TASK TO CARRY OUT. Reproduce each line exactly. Skip none.

DATA FOR THIS EXERCISE.
===============
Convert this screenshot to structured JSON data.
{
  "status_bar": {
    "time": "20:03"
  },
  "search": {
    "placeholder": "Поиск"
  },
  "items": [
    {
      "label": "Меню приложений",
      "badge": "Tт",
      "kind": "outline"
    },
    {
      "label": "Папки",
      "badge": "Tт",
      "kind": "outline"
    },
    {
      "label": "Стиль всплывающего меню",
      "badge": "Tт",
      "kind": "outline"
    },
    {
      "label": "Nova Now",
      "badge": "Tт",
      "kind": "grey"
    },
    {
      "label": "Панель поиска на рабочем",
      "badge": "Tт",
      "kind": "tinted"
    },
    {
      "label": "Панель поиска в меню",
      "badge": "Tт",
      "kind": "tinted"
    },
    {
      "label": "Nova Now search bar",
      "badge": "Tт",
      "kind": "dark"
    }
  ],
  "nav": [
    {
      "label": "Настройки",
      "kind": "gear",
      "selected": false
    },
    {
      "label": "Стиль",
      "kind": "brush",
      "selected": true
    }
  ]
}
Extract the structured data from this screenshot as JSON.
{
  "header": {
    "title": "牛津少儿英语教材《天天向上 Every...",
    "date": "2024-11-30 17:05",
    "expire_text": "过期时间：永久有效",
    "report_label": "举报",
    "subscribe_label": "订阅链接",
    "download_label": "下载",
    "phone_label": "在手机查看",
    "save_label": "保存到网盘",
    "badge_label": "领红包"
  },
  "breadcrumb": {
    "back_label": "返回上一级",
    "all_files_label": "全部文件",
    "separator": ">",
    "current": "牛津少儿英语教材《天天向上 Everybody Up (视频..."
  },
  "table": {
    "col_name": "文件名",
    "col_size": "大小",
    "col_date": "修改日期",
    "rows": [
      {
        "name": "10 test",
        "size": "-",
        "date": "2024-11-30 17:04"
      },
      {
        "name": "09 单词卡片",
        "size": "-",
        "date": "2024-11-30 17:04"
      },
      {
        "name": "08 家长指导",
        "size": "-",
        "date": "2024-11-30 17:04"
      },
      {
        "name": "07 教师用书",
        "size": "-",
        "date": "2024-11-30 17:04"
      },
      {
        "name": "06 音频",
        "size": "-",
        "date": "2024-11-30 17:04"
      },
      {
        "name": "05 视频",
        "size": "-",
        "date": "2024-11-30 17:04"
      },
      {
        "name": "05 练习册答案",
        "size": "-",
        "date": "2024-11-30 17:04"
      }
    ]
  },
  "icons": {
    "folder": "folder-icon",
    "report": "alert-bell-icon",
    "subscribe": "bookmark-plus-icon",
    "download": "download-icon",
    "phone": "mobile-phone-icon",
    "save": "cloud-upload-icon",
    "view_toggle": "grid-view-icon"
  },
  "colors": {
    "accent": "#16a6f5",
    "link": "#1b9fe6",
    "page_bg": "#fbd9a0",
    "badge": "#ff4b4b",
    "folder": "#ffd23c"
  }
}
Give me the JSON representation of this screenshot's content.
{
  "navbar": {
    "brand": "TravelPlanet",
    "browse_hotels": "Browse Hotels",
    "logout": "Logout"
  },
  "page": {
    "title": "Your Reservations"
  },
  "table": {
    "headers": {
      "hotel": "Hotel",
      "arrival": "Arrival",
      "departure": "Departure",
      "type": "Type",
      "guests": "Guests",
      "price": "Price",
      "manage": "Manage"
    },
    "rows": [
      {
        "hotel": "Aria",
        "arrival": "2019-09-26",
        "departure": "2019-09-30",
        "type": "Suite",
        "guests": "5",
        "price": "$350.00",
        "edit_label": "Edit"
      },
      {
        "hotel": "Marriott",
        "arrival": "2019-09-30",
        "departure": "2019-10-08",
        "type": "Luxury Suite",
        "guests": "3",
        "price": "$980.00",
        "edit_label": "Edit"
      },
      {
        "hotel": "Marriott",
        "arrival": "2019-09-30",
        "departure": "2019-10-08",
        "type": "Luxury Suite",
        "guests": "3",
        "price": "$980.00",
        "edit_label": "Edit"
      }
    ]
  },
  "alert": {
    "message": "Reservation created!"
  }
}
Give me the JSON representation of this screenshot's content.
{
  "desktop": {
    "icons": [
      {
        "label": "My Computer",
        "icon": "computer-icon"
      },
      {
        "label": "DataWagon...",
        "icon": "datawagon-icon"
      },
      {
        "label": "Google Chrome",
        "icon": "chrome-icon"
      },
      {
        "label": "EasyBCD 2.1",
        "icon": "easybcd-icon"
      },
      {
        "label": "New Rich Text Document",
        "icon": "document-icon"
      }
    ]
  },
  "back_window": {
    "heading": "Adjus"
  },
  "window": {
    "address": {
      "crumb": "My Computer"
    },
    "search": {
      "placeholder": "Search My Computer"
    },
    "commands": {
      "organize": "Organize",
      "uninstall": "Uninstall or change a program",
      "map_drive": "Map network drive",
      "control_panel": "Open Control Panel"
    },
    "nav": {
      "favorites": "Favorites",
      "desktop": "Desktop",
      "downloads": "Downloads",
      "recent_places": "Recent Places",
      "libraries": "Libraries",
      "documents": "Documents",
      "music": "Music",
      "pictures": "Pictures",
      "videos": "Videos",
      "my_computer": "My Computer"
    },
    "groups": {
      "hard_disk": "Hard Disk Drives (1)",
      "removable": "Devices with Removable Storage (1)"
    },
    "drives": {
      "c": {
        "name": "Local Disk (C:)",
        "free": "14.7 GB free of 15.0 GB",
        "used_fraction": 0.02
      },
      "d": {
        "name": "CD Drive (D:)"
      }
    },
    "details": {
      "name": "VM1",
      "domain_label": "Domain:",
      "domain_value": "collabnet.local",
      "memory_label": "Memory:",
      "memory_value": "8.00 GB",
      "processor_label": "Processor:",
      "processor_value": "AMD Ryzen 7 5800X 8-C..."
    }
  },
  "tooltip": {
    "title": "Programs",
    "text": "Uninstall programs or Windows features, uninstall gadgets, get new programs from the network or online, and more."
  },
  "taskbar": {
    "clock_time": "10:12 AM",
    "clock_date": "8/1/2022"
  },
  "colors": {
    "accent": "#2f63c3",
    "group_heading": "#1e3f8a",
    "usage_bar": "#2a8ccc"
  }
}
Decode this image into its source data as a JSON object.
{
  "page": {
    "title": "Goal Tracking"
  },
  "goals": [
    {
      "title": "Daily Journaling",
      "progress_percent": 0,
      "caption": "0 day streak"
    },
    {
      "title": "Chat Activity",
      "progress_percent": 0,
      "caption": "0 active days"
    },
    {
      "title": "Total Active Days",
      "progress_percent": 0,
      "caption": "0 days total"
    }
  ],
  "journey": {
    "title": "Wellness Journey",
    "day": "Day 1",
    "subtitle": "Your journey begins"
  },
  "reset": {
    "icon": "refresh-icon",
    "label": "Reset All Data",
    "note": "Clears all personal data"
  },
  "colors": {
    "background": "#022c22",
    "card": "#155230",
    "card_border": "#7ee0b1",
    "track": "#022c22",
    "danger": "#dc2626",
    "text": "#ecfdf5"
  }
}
===============
RESULT FOR THIS EXERCISE.
Convert this screenshot to structured JSON data.
{
  "status_bar": {
    "time": "20:03"
  },
  "search": {
    "placeholder": "Поиск"
  },
  "items": [
    {
      "label": "Меню приложений",
      "badge": "Tт",
      "kind": "outline"
    },
    {
      "label": "Папки",
      "badge": "Tт",
      "kind": "outline"
    },
    {
      "label": "Стиль всплывающего меню",
      "badge": "Tт",
      "kind": "outline"
    },
    {
      "label": "Nova Now",
      "badge": "Tт",
      "kind": "grey"
    },
    {
      "label": "Панель поиска на рабочем",
      "badge": "Tт",
      "kind": "tinted"
    },
    {
      "label": "Панель поиска в меню",
      "badge": "Tт",
      "kind": "tinted"
    },
    {
      "label": "Nova Now search bar",
      "badge": "Tт",
      "kind": "dark"
    }
  ],
  "nav": [
    {
      "label": "Настройки",
      "kind": "gear",
      "selected": false
    },
    {
      "label": "Стиль",
      "kind": "brush",
      "selected": true
    }
  ]
}
Extract the structured data from this screenshot as JSON.
{
  "header": {
    "title": "牛津少儿英语教材《天天向上 Every...",
    "date": "2024-11-30 17:05",
    "expire_text": "过期时间：永久有效",
    "report_label": "举报",
    "subscribe_label": "订阅链接",
    "download_label": "下载",
    "phone_label": "在手机查看",
    "save_label": "保存到网盘",
    "badge_label": "领红包"
  },
  "breadcrumb": {
    "back_label": "返回上一级",
    "all_files_label": "全部文件",
    "separator": ">",
    "current": "牛津少儿英语教材《天天向上 Everybody Up (视频..."
  },
  "table": {
    "col_name": "文件名",
    "col_size": "大小",
    "col_date": "修改日期",
    "rows": [
      {
        "name": "10 test",
        "size": "-",
        "date": "2024-11-30 17:04"
      },
      {
        "name": "09 单词卡片",
        "size": "-",
        "date": "2024-11-30 17:04"
      },
      {
        "name": "08 家长指导",
        "size": "-",
        "date": "2024-11-30 17:04"
      },
      {
        "name": "07 教师用书",
        "size": "-",
        "date": "2024-11-30 17:04"
      },
      {
        "name": "06 音频",
        "size": "-",
        "date": "2024-11-30 17:04"
      },
      {
        "name": "05 视频",
        "size": "-",
        "date": "2024-11-30 17:04"
      },
      {
        "name": "05 练习册答案",
        "size": "-",
        "date": "2024-11-30 17:04"
      }
    ]
  },
  "icons": {
    "folder": "folder-icon",
    "report": "alert-bell-icon",
    "subscribe": "bookmark-plus-icon",
    "download": "download-icon",
    "phone": "mobile-phone-icon",
    "save": "cloud-upload-icon",
    "view_toggle": "grid-view-icon"
  },
  "colors": {
    "accent": "#16a6f5",
    "link": "#1b9fe6",
    "page_bg": "#fbd9a0",
    "badge": "#ff4b4b",
    "folder": "#ffd23c"
  }
}
Give me the JSON representation of this screenshot's content.
{
  "navbar": {
    "brand": "TravelPlanet",
    "browse_hotels": "Browse Hotels",
    "logout": "Logout"
  },
  "page": {
    "title": "Your Reservations"
  },
  "table": {
    "headers": {
      "hotel": "Hotel",
      "arrival": "Arrival",
      "departure": "Departure",
      "type": "Type",
      "guests": "Guests",
      "price": "Price",
      "manage": "Manage"
    },
    "rows": [
      {
        "hotel": "Aria",
        "arrival": "2019-09-26",
        "departure": "2019-09-30",
        "type": "Suite",
        "guests": "5",
        "price": "$350.00",
        "edit_label": "Edit"
      },
      {
        "hotel": "Marriott",
        "arrival": "2019-09-30",
        "departure": "2019-10-08",
        "type": "Luxury Suite",
        "guests": "3",
        "price": "$980.00",
        "edit_label": "Edit"
      },
      {
        "hotel": "Marriott",
        "arrival": "2019-09-30",
        "departure": "2019-10-08",
        "type": "Luxury Suite",
        "guests": "3",
        "price": "$980.00",
        "edit_label": "Edit"
      }
    ]
  },
  "alert": {
    "message": "Reservation created!"
  }
}
Give me the JSON representation of this screenshot's content.
{
  "desktop": {
    "icons": [
      {
        "label": "My Computer",
        "icon": "computer-icon"
      },
      {
        "label": "DataWagon...",
        "icon": "datawagon-icon"
      },
      {
        "label": "Google Chrome",
        "icon": "chrome-icon"
      },
      {
        "label": "EasyBCD 2.1",
        "icon": "easybcd-icon"
      },
      {
        "label": "New Rich Text Document",
        "icon": "document-icon"
      }
    ]
  },
  "back_window": {
    "heading": "Adjus"
  },
  "window": {
    "address": {
      "crumb": "My Computer"
    },
    "search": {
      "placeholder": "Search My Computer"
    },
    "commands": {
      "organize": "Organize",
      "uninstall": "Uninstall or change a program",
      "map_drive": "Map network drive",
      "control_panel": "Open Control Panel"
    },
    "nav": {
      "favorites": "Favorites",
      "desktop": "Desktop",
      "downloads": "Downloads",
      "recent_places": "Recent Places",
      "libraries": "Libraries",
      "documents": "Documents",
      "music": "Music",
      "pictures": "Pictures",
      "videos": "Videos",
      "my_computer": "My Computer"
    },
    "groups": {
      "hard_disk": "Hard Disk Drives (1)",
      "removable": "Devices with Removable Storage (1)"
    },
    "drives": {
      "c": {
        "name": "Local Disk (C:)",
        "free": "14.7 GB free of 15.0 GB",
        "used_fraction": 0.02
      },
      "d": {
        "name": "CD Drive (D:)"
      }
    },
    "details": {
      "name": "VM1",
      "domain_label": "Domain:",
      "domain_value": "collabnet.local",
      "memory_label": "Memory:",
      "memory_value": "8.00 GB",
      "processor_label": "Processor:",
      "processor_value": "AMD Ryzen 7 5800X 8-C..."
    }
  },
  "tooltip": {
    "title": "Programs",
    "text": "Uninstall programs or Windows features, uninstall gadgets, get new programs from the network or online, and more."
  },
  "taskbar": {
    "clock_time": "10:12 AM",
    "clock_date": "8/1/2022"
  },
  "colors": {
    "accent": "#2f63c3",
    "group_heading": "#1e3f8a",
    "usage_bar": "#2a8ccc"
  }
}
Decode this image into its source data as a JSON object.
{
  "page": {
    "title": "Goal Tracking"
  },
  "goals": [
    {
      "title": "Daily Journaling",
      "progress_percent": 0,
      "caption": "0 day streak"
    },
    {
      "title": "Chat Activity",
      "progress_percent": 0,
      "caption": "0 active days"
    },
    {
      "title": "Total Active Days",
      "progress_percent": 0,
      "caption": "0 days total"
    }
  ],
  "journey": {
    "title": "Wellness Journey",
    "day": "Day 1",
    "subtitle": "Your journey begins"
  },
  "reset": {
    "icon": "refresh-icon",
    "label": "Reset All Data",
    "note": "Clears all personal data"
  },
  "colors": {
    "background": "#022c22",
    "card": "#155230",
    "card_border": "#7ee0b1",
    "track": "#022c22",
    "danger": "#dc2626",
    "text": "#ecfdf5"
  }
}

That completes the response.